» **PROBLEM DESCRIPTION**
Copy the rows from the first line up to and including the line containing "x-tick-label: 5: [314, 387, 322, 400]", substituting "y-axis-tick" for every occurrence of "y-tick-label" and leaving everything else unchanged.

— BEGIN —

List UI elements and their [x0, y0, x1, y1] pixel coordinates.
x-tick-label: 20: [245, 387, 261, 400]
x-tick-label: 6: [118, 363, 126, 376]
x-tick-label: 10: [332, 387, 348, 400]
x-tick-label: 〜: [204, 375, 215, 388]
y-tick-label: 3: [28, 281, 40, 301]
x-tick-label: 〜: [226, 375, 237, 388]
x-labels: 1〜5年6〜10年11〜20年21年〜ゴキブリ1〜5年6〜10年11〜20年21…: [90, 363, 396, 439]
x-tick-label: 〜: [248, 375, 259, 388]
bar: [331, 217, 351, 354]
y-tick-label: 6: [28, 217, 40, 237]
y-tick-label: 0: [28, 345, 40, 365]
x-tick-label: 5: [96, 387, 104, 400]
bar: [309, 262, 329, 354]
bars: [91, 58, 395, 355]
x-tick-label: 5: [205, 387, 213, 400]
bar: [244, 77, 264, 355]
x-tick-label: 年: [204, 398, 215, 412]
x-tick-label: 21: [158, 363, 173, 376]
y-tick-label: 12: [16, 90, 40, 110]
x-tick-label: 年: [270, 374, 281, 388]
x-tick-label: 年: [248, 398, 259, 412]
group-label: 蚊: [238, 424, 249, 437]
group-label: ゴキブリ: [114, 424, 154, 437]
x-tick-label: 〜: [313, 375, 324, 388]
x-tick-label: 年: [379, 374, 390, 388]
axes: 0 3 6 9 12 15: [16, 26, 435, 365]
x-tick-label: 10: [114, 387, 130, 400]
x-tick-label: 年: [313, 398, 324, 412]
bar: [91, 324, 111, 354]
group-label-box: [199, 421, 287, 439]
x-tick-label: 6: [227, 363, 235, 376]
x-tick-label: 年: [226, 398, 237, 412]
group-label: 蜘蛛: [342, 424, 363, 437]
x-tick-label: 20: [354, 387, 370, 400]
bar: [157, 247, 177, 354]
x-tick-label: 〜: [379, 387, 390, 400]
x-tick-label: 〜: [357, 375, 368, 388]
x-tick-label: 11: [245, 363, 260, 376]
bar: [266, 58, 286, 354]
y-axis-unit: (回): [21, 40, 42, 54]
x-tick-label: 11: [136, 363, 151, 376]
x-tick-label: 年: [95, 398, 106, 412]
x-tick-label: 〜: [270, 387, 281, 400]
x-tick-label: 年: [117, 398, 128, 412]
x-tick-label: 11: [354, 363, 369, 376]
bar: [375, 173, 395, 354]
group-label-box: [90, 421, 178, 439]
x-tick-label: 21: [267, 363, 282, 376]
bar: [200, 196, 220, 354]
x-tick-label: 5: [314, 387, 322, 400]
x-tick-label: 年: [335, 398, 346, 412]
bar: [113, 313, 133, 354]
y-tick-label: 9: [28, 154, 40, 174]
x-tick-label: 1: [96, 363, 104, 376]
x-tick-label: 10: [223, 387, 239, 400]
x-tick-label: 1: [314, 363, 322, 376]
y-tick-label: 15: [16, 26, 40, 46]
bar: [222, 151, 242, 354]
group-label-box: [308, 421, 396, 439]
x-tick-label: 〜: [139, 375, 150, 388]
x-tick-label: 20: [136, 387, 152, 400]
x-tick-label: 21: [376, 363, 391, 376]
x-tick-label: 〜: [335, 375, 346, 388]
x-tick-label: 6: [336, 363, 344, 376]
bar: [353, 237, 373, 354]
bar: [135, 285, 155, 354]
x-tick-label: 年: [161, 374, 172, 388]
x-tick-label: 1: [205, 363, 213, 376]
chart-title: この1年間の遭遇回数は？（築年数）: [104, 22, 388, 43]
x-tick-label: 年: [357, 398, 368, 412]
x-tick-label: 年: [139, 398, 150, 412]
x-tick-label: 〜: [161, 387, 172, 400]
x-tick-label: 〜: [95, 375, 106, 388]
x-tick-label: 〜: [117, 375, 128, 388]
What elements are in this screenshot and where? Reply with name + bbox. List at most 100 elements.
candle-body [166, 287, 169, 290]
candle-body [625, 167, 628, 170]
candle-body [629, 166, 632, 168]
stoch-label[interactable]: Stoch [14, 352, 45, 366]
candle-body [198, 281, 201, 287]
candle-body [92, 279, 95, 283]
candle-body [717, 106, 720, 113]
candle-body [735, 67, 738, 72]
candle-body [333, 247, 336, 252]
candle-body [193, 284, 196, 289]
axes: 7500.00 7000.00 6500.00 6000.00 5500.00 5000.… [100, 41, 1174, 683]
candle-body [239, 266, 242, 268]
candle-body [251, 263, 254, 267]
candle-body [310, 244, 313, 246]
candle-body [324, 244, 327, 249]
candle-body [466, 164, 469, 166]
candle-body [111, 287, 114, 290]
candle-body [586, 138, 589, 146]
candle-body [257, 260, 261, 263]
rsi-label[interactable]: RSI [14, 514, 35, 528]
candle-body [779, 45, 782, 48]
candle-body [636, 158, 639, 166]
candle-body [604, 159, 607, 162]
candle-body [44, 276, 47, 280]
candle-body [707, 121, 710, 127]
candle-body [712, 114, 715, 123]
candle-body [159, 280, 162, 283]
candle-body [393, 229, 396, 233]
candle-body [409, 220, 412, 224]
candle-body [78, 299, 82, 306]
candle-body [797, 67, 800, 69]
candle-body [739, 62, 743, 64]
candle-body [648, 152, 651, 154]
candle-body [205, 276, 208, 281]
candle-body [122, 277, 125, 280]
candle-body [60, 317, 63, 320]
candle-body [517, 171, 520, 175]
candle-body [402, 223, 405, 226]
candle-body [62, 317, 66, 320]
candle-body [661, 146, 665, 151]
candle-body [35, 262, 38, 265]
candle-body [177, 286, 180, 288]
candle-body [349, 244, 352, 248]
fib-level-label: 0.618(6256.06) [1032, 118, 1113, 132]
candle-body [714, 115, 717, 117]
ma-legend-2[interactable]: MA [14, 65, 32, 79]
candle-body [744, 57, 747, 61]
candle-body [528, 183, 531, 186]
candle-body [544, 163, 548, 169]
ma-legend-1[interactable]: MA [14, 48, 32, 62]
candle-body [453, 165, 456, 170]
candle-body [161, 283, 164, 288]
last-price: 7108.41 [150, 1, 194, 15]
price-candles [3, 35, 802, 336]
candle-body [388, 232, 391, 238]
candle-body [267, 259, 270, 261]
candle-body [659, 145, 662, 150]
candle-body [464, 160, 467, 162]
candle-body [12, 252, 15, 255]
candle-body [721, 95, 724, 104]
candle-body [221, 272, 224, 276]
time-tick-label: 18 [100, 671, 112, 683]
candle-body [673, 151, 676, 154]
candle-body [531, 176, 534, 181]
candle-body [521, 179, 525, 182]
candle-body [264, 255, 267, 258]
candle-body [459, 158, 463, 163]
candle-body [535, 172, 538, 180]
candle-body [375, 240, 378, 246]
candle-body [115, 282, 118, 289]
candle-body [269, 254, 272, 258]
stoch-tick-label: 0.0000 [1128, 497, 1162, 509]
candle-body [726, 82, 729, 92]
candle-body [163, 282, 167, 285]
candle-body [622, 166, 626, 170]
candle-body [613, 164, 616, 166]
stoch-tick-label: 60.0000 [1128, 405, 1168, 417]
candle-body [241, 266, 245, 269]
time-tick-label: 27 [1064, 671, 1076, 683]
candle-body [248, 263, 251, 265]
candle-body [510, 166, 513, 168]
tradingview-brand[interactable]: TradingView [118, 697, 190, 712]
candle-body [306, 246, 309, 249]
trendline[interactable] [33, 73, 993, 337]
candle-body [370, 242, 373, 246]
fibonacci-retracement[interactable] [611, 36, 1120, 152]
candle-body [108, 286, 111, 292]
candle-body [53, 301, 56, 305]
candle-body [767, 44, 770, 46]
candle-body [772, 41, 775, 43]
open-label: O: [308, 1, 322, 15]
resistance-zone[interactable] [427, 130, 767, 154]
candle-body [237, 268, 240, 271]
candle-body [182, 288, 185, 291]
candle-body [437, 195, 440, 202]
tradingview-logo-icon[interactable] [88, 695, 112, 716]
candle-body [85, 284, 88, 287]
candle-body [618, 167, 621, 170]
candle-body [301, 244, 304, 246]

— END —

» **COMPLETE RESPONSE**
List UI elements and their [x0, y0, x1, y1] pixel coordinates.
x-tick-label: 20: [245, 387, 261, 400]
x-tick-label: 6: [118, 363, 126, 376]
x-tick-label: 10: [332, 387, 348, 400]
x-tick-label: 〜: [204, 375, 215, 388]
y-axis-tick: 3: [28, 281, 40, 301]
x-tick-label: 〜: [226, 375, 237, 388]
x-labels: 1〜5年6〜10年11〜20年21年〜ゴキブリ1〜5年6〜10年11〜20年21…: [90, 363, 396, 439]
x-tick-label: 〜: [248, 375, 259, 388]
bar: [331, 217, 351, 354]
y-axis-tick: 6: [28, 217, 40, 237]
y-axis-tick: 0: [28, 345, 40, 365]
x-tick-label: 5: [96, 387, 104, 400]
bar: [309, 262, 329, 354]
bars: [91, 58, 395, 355]
x-tick-label: 5: [205, 387, 213, 400]
bar: [244, 77, 264, 355]
x-tick-label: 年: [204, 398, 215, 412]
x-tick-label: 21: [158, 363, 173, 376]
y-axis-tick: 12: [16, 90, 40, 110]
x-tick-label: 年: [270, 374, 281, 388]
x-tick-label: 年: [248, 398, 259, 412]
group-label: 蚊: [238, 424, 249, 437]
group-label: ゴキブリ: [114, 424, 154, 437]
x-tick-label: 〜: [313, 375, 324, 388]
x-tick-label: 年: [379, 374, 390, 388]
axes: 0 3 6 9 12 15: [16, 26, 435, 365]
x-tick-label: 10: [114, 387, 130, 400]
x-tick-label: 年: [313, 398, 324, 412]
bar: [91, 324, 111, 354]
group-label-box: [199, 421, 287, 439]
x-tick-label: 6: [227, 363, 235, 376]
x-tick-label: 年: [226, 398, 237, 412]
group-label: 蜘蛛: [342, 424, 363, 437]
x-tick-label: 20: [354, 387, 370, 400]
bar: [157, 247, 177, 354]
x-tick-label: 〜: [379, 387, 390, 400]
x-tick-label: 〜: [357, 375, 368, 388]
x-tick-label: 11: [245, 363, 260, 376]
bar: [266, 58, 286, 354]
y-axis-unit: (回): [21, 40, 42, 54]
x-tick-label: 11: [136, 363, 151, 376]
x-tick-label: 年: [95, 398, 106, 412]
x-tick-label: 〜: [270, 387, 281, 400]
x-tick-label: 年: [117, 398, 128, 412]
x-tick-label: 11: [354, 363, 369, 376]
bar: [375, 173, 395, 354]
group-label-box: [90, 421, 178, 439]
x-tick-label: 21: [267, 363, 282, 376]
bar: [200, 196, 220, 354]
x-tick-label: 5: [314, 387, 322, 400]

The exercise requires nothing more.